Given request:
Which lines below hold the word "symbol"? Copy all of them.

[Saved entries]
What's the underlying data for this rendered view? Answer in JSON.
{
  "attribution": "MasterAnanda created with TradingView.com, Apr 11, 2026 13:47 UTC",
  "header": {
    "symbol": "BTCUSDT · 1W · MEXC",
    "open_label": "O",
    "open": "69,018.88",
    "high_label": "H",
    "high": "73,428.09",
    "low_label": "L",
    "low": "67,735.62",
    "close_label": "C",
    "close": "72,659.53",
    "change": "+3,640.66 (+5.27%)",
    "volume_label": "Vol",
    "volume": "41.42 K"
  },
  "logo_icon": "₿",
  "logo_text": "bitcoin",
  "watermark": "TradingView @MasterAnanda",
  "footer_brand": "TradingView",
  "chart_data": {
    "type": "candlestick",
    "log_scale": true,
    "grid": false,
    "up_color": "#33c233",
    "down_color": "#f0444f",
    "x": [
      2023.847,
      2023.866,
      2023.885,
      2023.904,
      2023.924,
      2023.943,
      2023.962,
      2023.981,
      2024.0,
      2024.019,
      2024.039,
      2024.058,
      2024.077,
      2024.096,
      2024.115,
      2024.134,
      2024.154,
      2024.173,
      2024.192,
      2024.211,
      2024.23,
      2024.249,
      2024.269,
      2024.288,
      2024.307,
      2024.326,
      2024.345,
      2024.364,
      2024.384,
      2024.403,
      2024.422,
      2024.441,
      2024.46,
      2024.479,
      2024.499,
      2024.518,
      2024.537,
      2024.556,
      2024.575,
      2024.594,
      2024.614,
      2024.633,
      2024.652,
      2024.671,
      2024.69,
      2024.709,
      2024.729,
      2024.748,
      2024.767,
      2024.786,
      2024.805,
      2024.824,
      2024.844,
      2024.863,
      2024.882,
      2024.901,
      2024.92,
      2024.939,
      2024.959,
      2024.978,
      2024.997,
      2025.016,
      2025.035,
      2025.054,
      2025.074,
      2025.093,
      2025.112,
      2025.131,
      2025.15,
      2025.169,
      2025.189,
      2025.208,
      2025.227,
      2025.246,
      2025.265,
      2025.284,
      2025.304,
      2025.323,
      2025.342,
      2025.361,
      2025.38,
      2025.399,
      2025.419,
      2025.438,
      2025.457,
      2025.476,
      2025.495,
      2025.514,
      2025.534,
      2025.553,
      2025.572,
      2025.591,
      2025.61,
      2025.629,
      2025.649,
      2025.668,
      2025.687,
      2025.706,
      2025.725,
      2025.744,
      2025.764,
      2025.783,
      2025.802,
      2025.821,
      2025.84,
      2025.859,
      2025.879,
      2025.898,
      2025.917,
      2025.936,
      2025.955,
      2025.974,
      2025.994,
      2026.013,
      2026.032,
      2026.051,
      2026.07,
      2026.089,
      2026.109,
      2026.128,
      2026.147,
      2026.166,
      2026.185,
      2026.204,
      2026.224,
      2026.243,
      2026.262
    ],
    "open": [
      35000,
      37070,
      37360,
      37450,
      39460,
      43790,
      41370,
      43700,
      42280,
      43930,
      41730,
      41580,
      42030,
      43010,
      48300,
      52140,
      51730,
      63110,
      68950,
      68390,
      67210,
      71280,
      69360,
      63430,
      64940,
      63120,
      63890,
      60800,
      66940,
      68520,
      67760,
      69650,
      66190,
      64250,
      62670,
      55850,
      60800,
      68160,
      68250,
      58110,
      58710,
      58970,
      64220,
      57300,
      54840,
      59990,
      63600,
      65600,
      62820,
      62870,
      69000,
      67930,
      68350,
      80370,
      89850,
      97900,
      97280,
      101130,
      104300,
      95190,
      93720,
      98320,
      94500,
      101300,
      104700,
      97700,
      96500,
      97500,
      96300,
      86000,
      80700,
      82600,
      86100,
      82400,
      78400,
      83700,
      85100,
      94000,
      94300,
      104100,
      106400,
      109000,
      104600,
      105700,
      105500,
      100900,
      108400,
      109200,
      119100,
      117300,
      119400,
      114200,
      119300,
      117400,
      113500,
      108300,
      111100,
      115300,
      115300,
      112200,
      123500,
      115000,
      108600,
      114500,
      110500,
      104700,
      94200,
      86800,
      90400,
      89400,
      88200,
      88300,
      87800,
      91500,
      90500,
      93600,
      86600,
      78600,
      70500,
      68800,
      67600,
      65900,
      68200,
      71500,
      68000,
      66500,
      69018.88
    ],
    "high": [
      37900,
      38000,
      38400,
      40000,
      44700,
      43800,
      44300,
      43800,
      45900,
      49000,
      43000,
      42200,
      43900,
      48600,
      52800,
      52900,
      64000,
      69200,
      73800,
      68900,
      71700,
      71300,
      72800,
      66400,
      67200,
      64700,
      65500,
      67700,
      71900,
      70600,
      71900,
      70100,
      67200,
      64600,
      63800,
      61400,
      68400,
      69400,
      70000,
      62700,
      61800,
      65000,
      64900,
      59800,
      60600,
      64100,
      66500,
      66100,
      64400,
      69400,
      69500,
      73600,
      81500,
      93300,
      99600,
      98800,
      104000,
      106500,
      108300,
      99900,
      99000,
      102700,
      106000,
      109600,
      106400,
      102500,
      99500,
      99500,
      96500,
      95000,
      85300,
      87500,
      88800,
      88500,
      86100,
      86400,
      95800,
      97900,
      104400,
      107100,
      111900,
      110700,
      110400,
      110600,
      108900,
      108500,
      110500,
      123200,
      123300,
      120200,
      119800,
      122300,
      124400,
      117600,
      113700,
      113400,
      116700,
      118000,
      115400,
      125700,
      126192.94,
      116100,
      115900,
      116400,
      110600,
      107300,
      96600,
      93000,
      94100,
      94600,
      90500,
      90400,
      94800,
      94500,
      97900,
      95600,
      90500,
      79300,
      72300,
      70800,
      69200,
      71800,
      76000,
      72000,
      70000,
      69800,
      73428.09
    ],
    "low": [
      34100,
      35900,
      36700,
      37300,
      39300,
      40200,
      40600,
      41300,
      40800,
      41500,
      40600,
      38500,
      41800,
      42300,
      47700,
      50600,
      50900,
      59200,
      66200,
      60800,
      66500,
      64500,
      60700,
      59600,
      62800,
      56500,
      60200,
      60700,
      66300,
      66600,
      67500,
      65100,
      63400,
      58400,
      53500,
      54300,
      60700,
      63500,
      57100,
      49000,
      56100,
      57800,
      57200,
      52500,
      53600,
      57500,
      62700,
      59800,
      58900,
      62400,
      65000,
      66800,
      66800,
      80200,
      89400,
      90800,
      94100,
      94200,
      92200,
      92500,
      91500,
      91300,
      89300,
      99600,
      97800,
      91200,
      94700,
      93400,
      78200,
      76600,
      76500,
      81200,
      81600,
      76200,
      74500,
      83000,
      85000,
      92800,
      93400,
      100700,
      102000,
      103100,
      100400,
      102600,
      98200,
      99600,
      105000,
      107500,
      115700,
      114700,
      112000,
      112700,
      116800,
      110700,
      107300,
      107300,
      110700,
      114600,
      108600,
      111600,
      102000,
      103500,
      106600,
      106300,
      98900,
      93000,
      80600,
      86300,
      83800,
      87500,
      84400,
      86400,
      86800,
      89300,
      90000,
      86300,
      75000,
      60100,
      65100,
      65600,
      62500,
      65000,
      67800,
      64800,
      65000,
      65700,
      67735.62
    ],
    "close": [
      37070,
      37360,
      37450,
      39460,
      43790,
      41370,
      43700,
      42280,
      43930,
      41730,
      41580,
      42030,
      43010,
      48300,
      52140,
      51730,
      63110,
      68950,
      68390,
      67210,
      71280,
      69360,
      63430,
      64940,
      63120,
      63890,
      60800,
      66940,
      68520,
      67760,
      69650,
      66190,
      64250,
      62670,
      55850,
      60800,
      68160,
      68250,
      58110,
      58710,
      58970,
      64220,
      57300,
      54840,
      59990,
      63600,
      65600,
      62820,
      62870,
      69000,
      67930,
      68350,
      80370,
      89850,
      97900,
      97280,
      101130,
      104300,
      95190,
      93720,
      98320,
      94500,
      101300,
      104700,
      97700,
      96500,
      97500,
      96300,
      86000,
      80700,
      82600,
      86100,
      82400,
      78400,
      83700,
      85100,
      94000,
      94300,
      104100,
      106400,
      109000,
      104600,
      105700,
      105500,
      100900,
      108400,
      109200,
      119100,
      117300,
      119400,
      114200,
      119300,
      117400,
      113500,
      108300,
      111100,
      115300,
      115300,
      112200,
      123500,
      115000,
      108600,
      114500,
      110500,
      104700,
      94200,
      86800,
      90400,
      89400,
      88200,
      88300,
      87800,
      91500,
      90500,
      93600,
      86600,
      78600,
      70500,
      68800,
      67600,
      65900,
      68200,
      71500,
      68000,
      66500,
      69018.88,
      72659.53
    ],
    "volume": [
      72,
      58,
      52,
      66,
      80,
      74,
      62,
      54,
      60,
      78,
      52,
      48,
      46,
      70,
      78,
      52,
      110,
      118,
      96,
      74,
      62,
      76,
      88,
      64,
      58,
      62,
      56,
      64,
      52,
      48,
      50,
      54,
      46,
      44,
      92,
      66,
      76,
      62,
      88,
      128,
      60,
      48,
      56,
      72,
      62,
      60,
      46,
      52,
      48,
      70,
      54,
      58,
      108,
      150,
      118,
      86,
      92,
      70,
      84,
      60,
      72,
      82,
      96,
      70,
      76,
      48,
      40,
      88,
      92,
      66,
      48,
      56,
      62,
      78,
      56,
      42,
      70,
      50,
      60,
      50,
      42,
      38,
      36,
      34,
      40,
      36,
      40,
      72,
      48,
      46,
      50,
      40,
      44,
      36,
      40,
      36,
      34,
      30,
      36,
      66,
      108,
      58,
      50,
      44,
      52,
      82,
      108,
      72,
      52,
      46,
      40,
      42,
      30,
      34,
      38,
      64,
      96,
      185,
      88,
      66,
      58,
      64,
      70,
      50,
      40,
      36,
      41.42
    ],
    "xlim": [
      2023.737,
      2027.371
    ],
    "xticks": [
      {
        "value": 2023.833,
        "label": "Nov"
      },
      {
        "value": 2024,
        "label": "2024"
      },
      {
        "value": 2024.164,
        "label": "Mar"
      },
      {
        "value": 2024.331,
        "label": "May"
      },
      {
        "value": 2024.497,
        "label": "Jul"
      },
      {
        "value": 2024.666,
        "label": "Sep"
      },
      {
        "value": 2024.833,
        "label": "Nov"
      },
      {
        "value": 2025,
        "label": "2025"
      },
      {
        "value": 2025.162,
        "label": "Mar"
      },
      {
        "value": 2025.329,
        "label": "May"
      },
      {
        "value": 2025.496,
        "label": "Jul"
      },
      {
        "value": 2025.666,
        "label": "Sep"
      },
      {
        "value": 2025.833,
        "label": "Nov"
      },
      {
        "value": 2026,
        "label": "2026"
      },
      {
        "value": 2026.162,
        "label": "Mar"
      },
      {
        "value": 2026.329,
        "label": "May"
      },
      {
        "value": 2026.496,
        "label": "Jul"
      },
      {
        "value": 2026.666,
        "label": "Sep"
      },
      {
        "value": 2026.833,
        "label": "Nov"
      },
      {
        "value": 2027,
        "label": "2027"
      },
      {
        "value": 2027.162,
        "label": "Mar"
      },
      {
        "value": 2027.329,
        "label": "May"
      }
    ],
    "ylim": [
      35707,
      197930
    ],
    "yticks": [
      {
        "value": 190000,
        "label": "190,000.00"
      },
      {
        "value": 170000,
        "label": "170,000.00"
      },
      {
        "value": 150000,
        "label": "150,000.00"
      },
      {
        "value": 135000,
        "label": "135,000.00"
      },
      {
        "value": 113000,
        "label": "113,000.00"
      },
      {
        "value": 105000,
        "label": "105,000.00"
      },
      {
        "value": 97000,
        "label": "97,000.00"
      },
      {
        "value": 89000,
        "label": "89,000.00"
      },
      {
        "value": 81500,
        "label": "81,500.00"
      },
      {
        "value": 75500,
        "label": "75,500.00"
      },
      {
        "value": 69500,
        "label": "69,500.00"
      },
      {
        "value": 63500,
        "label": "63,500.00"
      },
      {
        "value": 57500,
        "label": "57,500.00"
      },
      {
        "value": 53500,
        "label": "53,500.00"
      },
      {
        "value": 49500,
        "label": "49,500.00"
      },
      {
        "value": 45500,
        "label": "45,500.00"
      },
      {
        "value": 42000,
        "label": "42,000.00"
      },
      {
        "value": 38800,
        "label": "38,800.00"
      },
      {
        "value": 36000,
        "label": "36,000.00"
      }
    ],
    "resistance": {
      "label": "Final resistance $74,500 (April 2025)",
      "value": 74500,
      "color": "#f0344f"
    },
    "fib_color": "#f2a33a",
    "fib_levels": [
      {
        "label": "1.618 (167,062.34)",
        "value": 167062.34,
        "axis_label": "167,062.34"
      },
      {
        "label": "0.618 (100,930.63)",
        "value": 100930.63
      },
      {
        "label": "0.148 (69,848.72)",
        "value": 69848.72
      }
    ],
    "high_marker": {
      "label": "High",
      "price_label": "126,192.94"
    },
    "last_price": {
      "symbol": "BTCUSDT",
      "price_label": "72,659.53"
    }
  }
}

Response:
    "symbol": "BTCUSDT · 1W · MEXC",
      "symbol": "BTCUSDT",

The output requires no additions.